What is being asked - Scan each line of the records for the word "excellence" and extract the ones that have it.

Dataset entries -
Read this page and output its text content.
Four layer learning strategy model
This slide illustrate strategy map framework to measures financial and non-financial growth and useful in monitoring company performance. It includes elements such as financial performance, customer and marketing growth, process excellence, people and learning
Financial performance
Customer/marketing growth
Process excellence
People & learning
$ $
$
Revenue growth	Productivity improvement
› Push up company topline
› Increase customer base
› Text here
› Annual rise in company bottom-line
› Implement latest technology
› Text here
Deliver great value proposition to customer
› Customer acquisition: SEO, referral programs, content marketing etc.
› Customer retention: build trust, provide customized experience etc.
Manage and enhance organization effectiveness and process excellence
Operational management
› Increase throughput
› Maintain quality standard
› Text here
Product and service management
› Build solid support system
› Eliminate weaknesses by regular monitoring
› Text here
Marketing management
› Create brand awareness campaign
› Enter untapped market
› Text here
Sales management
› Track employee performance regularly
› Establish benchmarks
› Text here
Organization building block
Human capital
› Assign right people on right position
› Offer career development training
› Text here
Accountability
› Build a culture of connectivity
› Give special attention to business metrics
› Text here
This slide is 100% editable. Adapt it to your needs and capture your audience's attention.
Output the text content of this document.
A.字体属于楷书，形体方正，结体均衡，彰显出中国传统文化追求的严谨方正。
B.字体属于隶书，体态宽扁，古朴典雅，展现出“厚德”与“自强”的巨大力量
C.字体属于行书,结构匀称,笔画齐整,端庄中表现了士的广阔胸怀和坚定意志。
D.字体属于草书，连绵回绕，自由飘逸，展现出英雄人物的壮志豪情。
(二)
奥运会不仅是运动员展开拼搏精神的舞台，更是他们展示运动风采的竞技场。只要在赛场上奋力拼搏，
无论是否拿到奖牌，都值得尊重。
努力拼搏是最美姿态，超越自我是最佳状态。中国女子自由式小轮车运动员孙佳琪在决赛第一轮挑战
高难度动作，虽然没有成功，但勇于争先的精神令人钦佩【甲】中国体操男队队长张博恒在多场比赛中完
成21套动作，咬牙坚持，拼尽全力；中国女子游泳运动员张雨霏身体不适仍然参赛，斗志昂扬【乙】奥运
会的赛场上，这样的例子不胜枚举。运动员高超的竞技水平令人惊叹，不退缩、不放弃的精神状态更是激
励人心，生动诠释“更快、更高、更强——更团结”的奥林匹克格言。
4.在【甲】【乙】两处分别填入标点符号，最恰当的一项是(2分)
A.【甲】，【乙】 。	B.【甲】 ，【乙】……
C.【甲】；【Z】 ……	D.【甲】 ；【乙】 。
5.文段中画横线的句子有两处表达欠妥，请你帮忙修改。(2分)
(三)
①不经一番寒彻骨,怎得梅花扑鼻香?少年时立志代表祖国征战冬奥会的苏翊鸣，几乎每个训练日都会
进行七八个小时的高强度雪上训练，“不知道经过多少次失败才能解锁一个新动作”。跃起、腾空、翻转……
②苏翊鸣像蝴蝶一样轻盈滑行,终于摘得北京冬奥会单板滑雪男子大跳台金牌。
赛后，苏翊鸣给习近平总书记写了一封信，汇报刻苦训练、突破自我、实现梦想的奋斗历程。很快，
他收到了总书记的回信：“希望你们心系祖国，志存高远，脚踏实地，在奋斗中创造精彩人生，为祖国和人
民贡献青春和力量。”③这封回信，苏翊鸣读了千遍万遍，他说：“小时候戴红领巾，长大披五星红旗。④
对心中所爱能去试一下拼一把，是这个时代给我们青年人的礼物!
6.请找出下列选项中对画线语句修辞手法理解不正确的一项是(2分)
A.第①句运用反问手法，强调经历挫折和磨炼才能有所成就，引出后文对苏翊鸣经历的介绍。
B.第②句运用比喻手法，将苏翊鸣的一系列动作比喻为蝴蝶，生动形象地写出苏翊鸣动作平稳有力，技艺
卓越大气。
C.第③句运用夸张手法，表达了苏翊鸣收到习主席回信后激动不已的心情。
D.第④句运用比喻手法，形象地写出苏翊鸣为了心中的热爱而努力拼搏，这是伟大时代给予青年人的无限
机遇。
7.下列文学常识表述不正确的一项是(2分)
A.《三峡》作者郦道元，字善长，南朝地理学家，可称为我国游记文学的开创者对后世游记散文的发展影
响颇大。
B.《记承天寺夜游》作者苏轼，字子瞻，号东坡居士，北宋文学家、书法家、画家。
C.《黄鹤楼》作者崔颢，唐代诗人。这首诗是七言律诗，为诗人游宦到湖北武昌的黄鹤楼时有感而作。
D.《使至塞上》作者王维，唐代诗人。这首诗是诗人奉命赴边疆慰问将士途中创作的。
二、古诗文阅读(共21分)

Solution for this task -
This slide illustrate strategy map framework to measures financial and non-financial growth and useful in monitoring company performance. It includes elements such as financial performance, customer and marketing growth, process excellence, people and learning
Process excellence
Manage and enhance organization effectiveness and process excellence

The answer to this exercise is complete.